THE TASK:
Pictures are not part of the copy; repeat everything else in the records exactly.

[begin STORED DATA]

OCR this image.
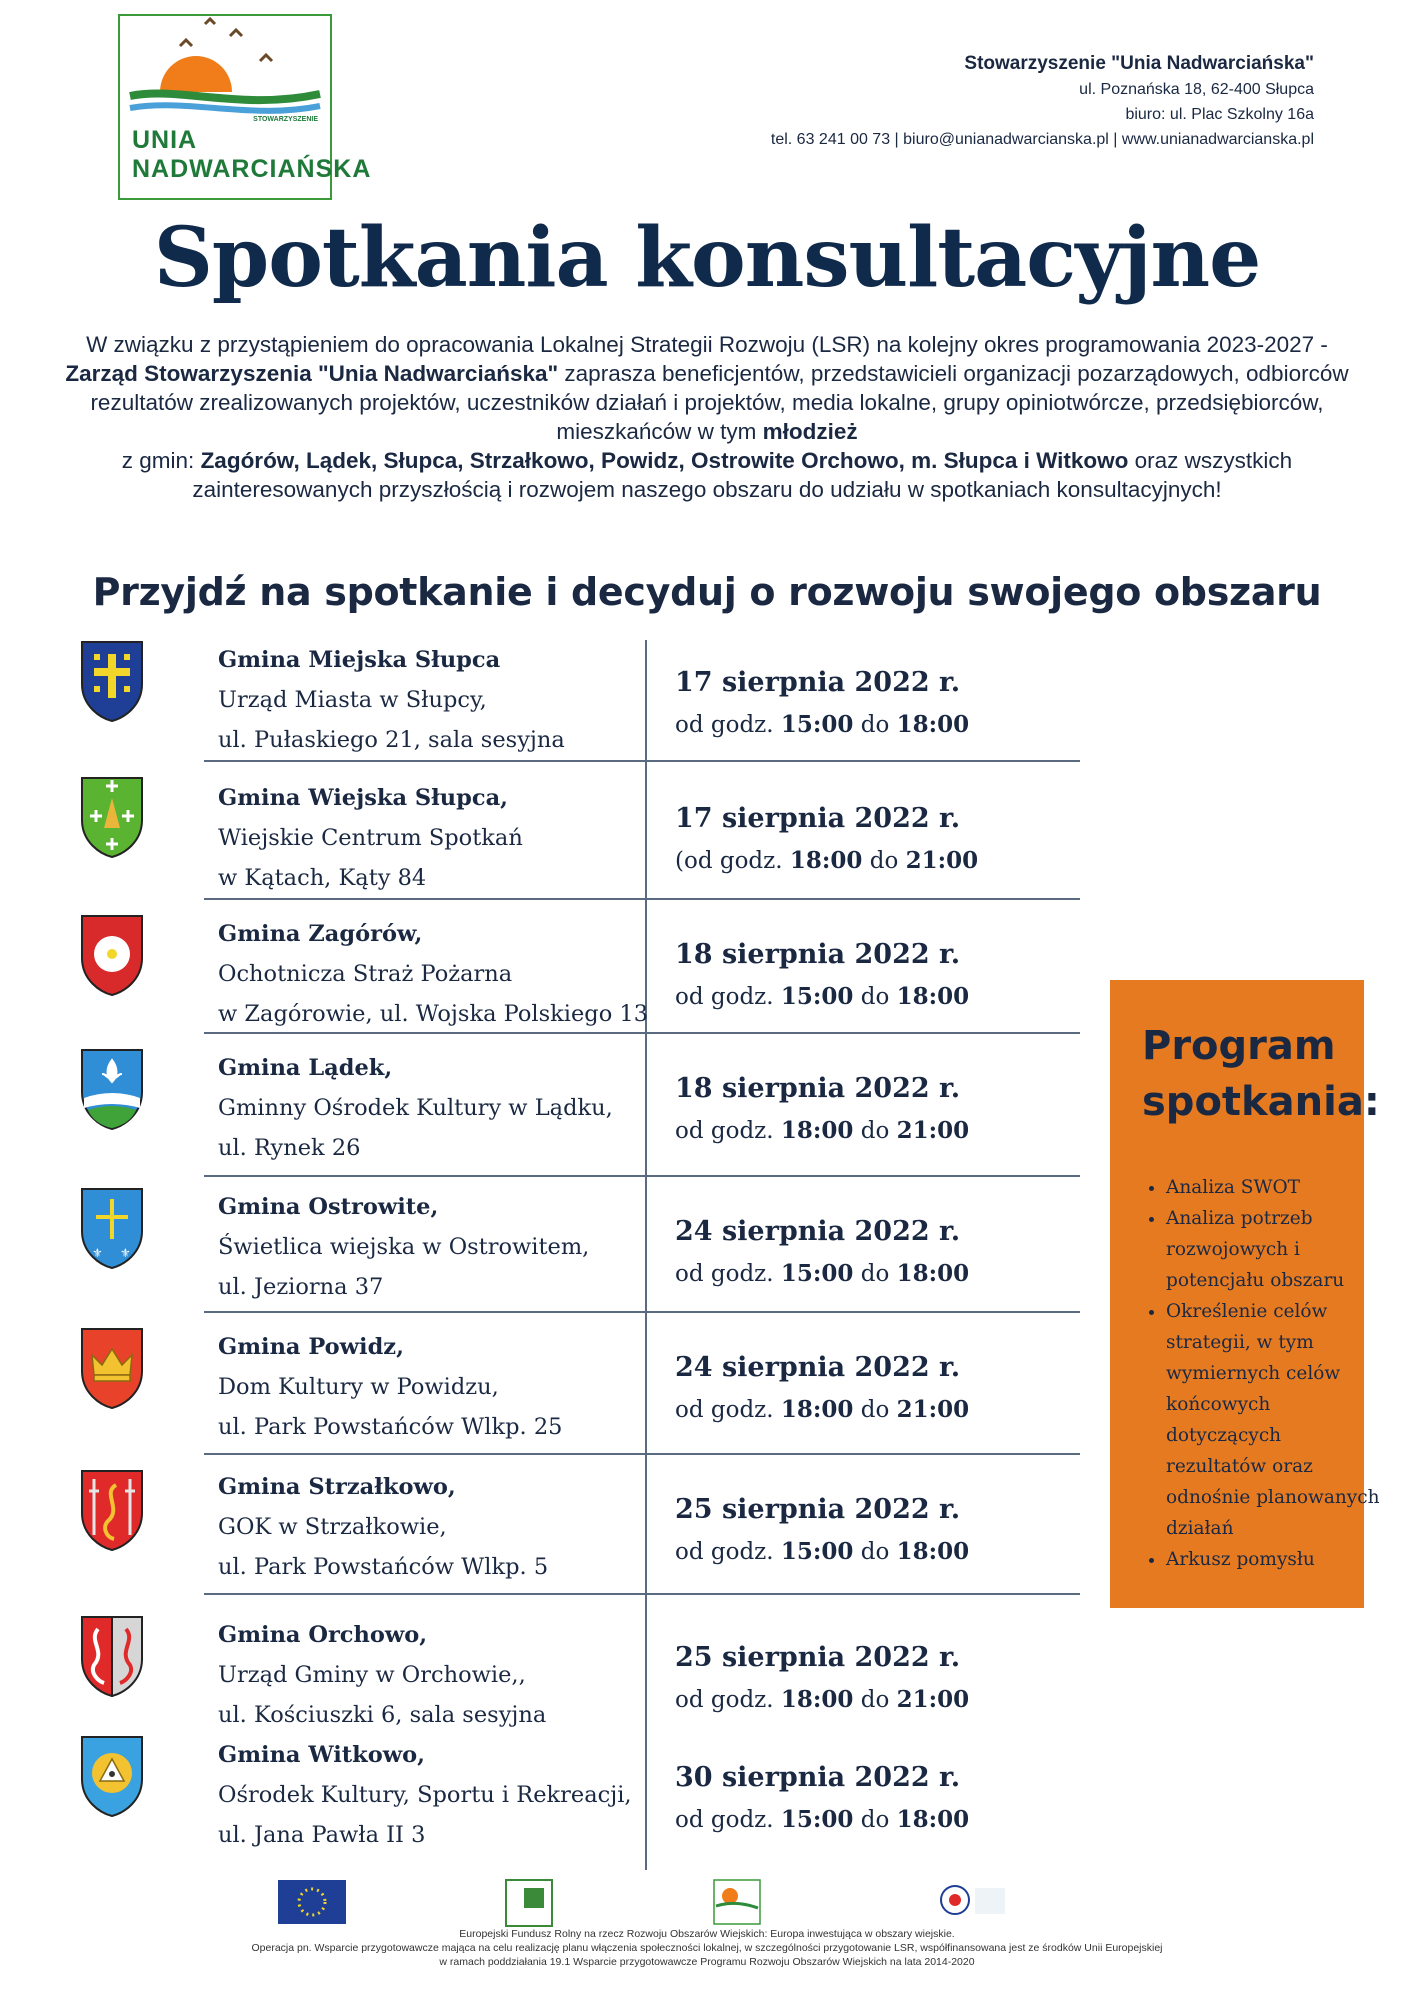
STOWARZYSZENIE
UNIA
NADWARCIAŃSKA
Stowarzyszenie "Unia Nadwarciańska"
ul. Poznańska 18, 62-400 Słupca
biuro: ul. Plac Szkolny 16a
tel. 63 241 00 73 | biuro@unianadwarcianska.pl | www.unianadwarcianska.pl
Spotkania konsultacyjne
W związku z przystąpieniem do opracowania Lokalnej Strategii Rozwoju (LSR) na kolejny okres programowania 2023-2027 - Zarząd Stowarzyszenia "Unia Nadwarciańska" zaprasza beneficjentów, przedstawicieli organizacji pozarządowych, odbiorców rezultatów zrealizowanych projektów, uczestników działań i projektów, media lokalne, grupy opiniotwórcze, przedsiębiorców, mieszkańców w tym młodzież
z gmin: Zagórów, Lądek, Słupca, Strzałkowo, Powidz, Ostrowite Orchowo, m. Słupca i Witkowo oraz wszystkich zainteresowanych przyszłością i rozwojem naszego obszaru do udziału w spotkaniach konsultacyjnych!
Przyjdź na spotkanie i decyduj o rozwoju swojego obszaru
Gmina Miejska Słupca
Urząd Miasta w Słupcy,
ul. Pułaskiego 21, sala sesyjna
17 sierpnia 2022 r.
od godz. 15:00 do 18:00
Gmina Wiejska Słupca,
Wiejskie Centrum Spotkań
w Kątach, Kąty 84
17 sierpnia 2022 r.
(od godz. 18:00 do 21:00
Gmina Zagórów,
Ochotnicza Straż Pożarna
w Zagórowie, ul. Wojska Polskiego 13
18 sierpnia 2022 r.
od godz. 15:00 do 18:00
Gmina Lądek,
Gminny Ośrodek Kultury w Lądku,
ul. Rynek 26
18 sierpnia 2022 r.
od godz. 18:00 do 21:00
⚜ ⚜
Gmina Ostrowite,
Świetlica wiejska w Ostrowitem,
ul. Jeziorna 37
24 sierpnia 2022 r.
od godz. 15:00 do 18:00
Gmina Powidz,
Dom Kultury w Powidzu,
ul. Park Powstańców Wlkp. 25
24 sierpnia 2022 r.
od godz. 18:00 do 21:00
Gmina Strzałkowo,
GOK w Strzałkowie,
ul. Park Powstańców Wlkp. 5
25 sierpnia 2022 r.
od godz. 15:00 do 18:00
Gmina Orchowo,
Urząd Gminy w Orchowie,,
ul. Kościuszki 6, sala sesyjna
25 sierpnia 2022 r.
od godz. 18:00 do 21:00
Gmina Witkowo,
Ośrodek Kultury, Sportu i Rekreacji,
ul. Jana Pawła II 3
30 sierpnia 2022 r.
od godz. 15:00 do 18:00
Program
spotkania:
• Analiza SWOT
• Analiza potrzeb rozwojowych i potencjału obszaru
• Określenie celów strategii, w tym wymiernych celów końcowych dotyczących rezultatów oraz odnośnie planowanych działań
• Arkusz pomysłu
Europejski Fundusz Rolny na rzecz Rozwoju Obszarów Wiejskich: Europa inwestująca w obszary wiejskie.
Operacja pn. Wsparcie przygotowawcze mająca na celu realizację planu włączenia społeczności lokalnej, w szczególności przygotowanie LSR, współfinansowana jest ze środków Unii Europejskiej
w ramach poddziałania 19.1 Wsparcie przygotowawcze Programu Rozwoju Obszarów Wiejskich na lata 2014-2020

[end STORED DATA]

FINAL RESULT:
OCR this image.
STOWARZYSZENIE
UNIA
NADWARCIAŃSKA
Stowarzyszenie "Unia Nadwarciańska"
ul. Poznańska 18, 62-400 Słupca
biuro: ul. Plac Szkolny 16a
tel. 63 241 00 73 | biuro@unianadwarcianska.pl | www.unianadwarcianska.pl
Spotkania konsultacyjne
W związku z przystąpieniem do opracowania Lokalnej Strategii Rozwoju (LSR) na kolejny okres programowania 2023-2027 - Zarząd Stowarzyszenia "Unia Nadwarciańska" zaprasza beneficjentów, przedstawicieli organizacji pozarządowych, odbiorców rezultatów zrealizowanych projektów, uczestników działań i projektów, media lokalne, grupy opiniotwórcze, przedsiębiorców, mieszkańców w tym młodzież
z gmin: Zagórów, Lądek, Słupca, Strzałkowo, Powidz, Ostrowite Orchowo, m. Słupca i Witkowo oraz wszystkich zainteresowanych przyszłością i rozwojem naszego obszaru do udziału w spotkaniach konsultacyjnych!
Przyjdź na spotkanie i decyduj o rozwoju swojego obszaru
Gmina Miejska Słupca
Urząd Miasta w Słupcy,
ul. Pułaskiego 21, sala sesyjna
17 sierpnia 2022 r.
od godz. 15:00 do 18:00
Gmina Wiejska Słupca,
Wiejskie Centrum Spotkań
w Kątach, Kąty 84
17 sierpnia 2022 r.
(od godz. 18:00 do 21:00
Gmina Zagórów,
Ochotnicza Straż Pożarna
w Zagórowie, ul. Wojska Polskiego 13
18 sierpnia 2022 r.
od godz. 15:00 do 18:00
Gmina Lądek,
Gminny Ośrodek Kultury w Lądku,
ul. Rynek 26
18 sierpnia 2022 r.
od godz. 18:00 do 21:00
⚜ ⚜
Gmina Ostrowite,
Świetlica wiejska w Ostrowitem,
ul. Jeziorna 37
24 sierpnia 2022 r.
od godz. 15:00 do 18:00
Gmina Powidz,
Dom Kultury w Powidzu,
ul. Park Powstańców Wlkp. 25
24 sierpnia 2022 r.
od godz. 18:00 do 21:00
Gmina Strzałkowo,
GOK w Strzałkowie,
ul. Park Powstańców Wlkp. 5
25 sierpnia 2022 r.
od godz. 15:00 do 18:00
Gmina Orchowo,
Urząd Gminy w Orchowie,,
ul. Kościuszki 6, sala sesyjna
25 sierpnia 2022 r.
od godz. 18:00 do 21:00
Gmina Witkowo,
Ośrodek Kultury, Sportu i Rekreacji,
ul. Jana Pawła II 3
30 sierpnia 2022 r.
od godz. 15:00 do 18:00
Program
spotkania:
• Analiza SWOT
• Analiza potrzeb rozwojowych i potencjału obszaru
• Określenie celów strategii, w tym wymiernych celów końcowych dotyczących rezultatów oraz odnośnie planowanych działań
• Arkusz pomysłu
Europejski Fundusz Rolny na rzecz Rozwoju Obszarów Wiejskich: Europa inwestująca w obszary wiejskie.
Operacja pn. Wsparcie przygotowawcze mająca na celu realizację planu włączenia społeczności lokalnej, w szczególności przygotowanie LSR, współfinansowana jest ze środków Unii Europejskiej
w ramach poddziałania 19.1 Wsparcie przygotowawcze Programu Rozwoju Obszarów Wiejskich na lata 2014-2020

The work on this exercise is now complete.